TASK INSTRUCTIONS: Your answer should be one number: how many lines of the records hold the string "likes".

── PROVIDED RECORDS ──

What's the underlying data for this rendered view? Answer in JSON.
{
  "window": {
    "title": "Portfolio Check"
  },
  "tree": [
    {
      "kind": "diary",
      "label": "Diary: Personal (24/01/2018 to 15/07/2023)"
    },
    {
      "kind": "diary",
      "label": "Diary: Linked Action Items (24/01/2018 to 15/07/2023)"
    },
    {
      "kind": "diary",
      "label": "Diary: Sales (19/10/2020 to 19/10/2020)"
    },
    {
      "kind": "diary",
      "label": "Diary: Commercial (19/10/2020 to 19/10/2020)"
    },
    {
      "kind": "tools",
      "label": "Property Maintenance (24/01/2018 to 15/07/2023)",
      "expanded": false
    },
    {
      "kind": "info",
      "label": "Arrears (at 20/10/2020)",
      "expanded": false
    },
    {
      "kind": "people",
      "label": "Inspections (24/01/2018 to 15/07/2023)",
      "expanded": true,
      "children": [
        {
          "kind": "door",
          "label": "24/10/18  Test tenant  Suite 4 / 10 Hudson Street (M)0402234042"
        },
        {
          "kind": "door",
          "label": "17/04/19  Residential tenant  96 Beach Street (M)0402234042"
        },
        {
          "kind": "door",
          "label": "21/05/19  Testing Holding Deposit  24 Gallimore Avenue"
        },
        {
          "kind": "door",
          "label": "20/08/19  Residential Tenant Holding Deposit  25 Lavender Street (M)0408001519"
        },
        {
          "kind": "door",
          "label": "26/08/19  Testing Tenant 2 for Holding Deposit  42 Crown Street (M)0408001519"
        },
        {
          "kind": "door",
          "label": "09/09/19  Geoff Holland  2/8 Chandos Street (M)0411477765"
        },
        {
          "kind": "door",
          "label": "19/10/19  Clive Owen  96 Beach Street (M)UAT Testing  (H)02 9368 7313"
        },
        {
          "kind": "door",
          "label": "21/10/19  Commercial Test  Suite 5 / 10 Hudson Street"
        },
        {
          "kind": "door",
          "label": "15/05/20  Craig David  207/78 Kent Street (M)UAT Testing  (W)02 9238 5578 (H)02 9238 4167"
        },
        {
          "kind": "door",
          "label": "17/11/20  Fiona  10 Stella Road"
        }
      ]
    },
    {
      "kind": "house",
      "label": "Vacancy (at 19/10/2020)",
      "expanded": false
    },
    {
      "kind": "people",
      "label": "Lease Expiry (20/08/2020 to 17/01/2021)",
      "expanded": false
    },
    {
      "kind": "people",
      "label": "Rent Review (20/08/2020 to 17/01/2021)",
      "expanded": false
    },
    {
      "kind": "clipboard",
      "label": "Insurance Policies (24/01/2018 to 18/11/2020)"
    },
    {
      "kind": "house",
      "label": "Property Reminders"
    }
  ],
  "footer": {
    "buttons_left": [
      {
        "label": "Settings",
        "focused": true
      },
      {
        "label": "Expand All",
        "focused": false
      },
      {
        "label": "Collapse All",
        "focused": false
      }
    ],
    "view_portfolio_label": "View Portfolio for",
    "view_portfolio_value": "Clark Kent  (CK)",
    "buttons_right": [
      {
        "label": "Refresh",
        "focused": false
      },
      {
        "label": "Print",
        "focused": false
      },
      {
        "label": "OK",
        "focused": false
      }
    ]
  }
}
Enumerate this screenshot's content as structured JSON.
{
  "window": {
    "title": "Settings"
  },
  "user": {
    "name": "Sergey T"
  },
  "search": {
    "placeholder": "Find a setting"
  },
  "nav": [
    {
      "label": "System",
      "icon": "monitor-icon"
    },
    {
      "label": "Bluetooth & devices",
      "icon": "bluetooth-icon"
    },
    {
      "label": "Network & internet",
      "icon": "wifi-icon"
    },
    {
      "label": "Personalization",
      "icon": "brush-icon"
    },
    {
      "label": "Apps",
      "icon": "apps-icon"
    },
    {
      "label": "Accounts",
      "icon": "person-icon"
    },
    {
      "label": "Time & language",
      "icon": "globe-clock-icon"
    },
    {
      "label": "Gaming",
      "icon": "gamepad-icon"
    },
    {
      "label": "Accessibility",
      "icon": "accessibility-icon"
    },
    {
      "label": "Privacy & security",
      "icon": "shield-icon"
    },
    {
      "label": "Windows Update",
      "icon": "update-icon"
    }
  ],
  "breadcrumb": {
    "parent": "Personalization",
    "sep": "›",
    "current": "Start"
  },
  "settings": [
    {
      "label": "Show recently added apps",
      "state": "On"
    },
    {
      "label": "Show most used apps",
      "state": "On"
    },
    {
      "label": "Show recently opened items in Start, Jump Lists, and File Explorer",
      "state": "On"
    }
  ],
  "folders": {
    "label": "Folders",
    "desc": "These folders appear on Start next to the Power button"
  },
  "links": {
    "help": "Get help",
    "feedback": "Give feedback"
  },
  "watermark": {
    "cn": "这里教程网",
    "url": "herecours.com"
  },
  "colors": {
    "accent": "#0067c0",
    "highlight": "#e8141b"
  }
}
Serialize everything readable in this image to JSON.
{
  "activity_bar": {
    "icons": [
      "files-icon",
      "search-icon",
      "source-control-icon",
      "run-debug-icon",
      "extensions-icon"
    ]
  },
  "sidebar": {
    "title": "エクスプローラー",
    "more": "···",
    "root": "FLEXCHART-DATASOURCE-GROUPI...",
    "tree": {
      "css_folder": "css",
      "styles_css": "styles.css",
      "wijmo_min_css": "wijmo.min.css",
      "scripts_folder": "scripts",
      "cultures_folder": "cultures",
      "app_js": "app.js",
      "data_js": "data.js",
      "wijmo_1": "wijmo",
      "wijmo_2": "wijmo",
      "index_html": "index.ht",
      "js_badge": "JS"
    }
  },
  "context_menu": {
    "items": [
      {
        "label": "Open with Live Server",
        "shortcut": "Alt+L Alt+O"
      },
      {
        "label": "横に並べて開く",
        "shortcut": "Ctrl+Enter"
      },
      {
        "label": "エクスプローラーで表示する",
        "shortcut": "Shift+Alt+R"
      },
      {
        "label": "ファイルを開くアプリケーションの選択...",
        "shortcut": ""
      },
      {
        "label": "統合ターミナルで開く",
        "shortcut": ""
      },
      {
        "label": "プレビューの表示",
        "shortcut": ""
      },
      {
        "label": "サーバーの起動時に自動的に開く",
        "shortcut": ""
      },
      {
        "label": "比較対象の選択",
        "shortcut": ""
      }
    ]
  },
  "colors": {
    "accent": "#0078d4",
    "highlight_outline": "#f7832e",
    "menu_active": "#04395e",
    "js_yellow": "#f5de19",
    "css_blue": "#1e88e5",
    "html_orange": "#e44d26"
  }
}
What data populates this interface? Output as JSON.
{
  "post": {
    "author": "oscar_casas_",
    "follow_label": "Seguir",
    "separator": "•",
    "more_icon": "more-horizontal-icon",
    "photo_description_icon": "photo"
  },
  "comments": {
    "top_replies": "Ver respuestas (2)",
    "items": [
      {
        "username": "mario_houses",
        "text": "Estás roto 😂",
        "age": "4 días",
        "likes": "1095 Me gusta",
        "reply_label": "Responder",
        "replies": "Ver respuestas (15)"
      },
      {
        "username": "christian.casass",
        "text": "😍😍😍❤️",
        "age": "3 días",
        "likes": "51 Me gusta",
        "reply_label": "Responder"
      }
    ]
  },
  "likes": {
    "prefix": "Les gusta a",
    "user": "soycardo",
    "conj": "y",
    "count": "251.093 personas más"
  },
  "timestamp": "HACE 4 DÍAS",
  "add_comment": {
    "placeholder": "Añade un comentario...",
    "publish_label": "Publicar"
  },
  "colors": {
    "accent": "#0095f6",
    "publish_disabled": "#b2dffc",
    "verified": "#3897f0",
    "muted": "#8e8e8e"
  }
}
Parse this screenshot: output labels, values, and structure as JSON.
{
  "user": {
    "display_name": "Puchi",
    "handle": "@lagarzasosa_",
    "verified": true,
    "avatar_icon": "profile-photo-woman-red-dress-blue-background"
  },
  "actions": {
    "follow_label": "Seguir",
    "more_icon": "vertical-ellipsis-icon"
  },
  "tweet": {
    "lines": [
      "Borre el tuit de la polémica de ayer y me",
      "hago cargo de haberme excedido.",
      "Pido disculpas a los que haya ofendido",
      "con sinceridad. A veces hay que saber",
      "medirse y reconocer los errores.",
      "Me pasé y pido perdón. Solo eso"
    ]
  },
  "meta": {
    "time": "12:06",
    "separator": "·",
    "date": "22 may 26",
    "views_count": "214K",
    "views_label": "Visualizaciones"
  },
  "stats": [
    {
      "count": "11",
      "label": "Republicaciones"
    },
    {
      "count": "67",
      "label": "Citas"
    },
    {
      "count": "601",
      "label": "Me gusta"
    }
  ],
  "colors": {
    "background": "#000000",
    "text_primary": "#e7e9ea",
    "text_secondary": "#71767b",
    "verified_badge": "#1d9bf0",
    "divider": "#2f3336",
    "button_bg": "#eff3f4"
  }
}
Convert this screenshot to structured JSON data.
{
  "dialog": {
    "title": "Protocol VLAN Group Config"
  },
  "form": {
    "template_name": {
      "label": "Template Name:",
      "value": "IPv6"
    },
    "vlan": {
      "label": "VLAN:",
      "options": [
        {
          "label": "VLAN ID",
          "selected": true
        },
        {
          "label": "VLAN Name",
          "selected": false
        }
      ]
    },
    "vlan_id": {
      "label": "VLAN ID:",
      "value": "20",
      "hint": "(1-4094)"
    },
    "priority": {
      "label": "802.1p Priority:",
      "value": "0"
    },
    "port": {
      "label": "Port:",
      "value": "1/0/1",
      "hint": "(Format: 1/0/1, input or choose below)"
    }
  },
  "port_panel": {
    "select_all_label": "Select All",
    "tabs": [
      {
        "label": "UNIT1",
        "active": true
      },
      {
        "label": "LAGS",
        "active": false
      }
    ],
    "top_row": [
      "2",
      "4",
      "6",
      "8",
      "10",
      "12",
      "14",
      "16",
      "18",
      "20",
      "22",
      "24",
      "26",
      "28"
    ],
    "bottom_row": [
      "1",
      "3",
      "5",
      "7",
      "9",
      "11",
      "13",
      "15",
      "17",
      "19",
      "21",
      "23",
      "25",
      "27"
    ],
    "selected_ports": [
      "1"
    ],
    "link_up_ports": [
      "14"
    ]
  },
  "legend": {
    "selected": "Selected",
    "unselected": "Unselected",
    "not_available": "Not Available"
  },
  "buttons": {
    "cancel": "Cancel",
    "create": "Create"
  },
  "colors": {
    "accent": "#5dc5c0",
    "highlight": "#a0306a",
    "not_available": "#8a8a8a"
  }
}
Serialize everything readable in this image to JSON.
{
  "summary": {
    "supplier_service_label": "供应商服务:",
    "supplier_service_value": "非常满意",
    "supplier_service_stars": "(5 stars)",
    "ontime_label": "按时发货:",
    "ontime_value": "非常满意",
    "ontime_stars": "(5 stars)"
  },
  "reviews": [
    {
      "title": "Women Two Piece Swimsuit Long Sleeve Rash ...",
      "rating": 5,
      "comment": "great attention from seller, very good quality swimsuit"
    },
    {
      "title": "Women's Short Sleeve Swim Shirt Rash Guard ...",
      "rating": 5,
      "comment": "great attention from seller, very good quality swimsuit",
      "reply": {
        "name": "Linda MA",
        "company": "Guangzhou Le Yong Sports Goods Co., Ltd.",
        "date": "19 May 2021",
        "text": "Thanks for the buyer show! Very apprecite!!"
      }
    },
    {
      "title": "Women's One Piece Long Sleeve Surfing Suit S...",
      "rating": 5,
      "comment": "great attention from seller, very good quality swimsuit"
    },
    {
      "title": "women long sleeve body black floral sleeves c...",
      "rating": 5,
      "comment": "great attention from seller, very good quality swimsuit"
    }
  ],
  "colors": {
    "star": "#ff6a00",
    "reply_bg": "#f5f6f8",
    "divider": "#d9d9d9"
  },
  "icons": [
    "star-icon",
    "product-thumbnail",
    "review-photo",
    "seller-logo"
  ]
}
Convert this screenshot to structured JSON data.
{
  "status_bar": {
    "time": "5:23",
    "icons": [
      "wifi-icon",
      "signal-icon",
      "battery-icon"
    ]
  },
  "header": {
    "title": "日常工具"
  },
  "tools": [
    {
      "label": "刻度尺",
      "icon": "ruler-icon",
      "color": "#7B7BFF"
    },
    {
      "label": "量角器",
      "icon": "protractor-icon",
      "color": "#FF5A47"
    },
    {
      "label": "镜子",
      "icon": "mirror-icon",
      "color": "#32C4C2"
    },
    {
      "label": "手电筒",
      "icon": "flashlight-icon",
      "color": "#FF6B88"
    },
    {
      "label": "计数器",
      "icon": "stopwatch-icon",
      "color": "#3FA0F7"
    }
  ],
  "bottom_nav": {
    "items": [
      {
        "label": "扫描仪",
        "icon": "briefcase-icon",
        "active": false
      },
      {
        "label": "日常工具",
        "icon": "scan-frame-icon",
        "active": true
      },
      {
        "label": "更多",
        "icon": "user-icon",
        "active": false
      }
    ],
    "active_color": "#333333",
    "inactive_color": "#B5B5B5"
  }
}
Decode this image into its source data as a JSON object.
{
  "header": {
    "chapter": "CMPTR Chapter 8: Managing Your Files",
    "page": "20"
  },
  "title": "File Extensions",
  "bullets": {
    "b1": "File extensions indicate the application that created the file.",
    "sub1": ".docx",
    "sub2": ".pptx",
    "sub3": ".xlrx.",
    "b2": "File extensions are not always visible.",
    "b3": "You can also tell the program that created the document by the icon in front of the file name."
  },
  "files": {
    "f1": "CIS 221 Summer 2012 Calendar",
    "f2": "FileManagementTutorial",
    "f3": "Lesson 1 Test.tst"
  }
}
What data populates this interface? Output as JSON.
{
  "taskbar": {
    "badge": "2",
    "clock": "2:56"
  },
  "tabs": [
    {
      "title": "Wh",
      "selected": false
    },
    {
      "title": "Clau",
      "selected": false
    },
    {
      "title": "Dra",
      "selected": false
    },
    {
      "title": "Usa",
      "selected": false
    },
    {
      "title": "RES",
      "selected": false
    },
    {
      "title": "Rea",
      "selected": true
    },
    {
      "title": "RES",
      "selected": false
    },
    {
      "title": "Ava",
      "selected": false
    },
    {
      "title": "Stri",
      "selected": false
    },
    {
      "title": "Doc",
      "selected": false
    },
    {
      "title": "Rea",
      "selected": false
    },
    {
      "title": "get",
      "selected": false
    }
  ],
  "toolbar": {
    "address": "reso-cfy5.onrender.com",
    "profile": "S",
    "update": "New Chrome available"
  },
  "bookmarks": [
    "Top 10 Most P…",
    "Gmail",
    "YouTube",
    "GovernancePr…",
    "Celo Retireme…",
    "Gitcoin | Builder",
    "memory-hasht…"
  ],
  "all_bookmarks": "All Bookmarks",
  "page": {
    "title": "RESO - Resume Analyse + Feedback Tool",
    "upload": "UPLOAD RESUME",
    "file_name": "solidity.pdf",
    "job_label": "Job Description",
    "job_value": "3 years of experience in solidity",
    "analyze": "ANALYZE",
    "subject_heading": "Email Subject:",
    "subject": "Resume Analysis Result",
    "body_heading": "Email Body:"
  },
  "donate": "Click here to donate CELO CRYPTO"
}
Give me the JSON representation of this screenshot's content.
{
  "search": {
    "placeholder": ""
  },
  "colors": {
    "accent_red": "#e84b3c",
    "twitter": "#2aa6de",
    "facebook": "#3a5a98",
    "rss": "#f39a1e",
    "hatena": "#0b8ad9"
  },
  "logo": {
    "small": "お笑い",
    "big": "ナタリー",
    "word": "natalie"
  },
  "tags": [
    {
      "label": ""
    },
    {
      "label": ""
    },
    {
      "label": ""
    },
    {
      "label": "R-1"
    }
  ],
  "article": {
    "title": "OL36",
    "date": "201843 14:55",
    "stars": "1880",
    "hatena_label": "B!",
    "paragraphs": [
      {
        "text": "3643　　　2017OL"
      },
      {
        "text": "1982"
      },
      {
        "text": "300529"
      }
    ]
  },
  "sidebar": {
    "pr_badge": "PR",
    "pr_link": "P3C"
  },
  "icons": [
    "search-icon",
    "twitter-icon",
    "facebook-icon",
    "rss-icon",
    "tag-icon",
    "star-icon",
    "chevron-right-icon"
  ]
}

───

ANSWER TO THE PROBLEM: 3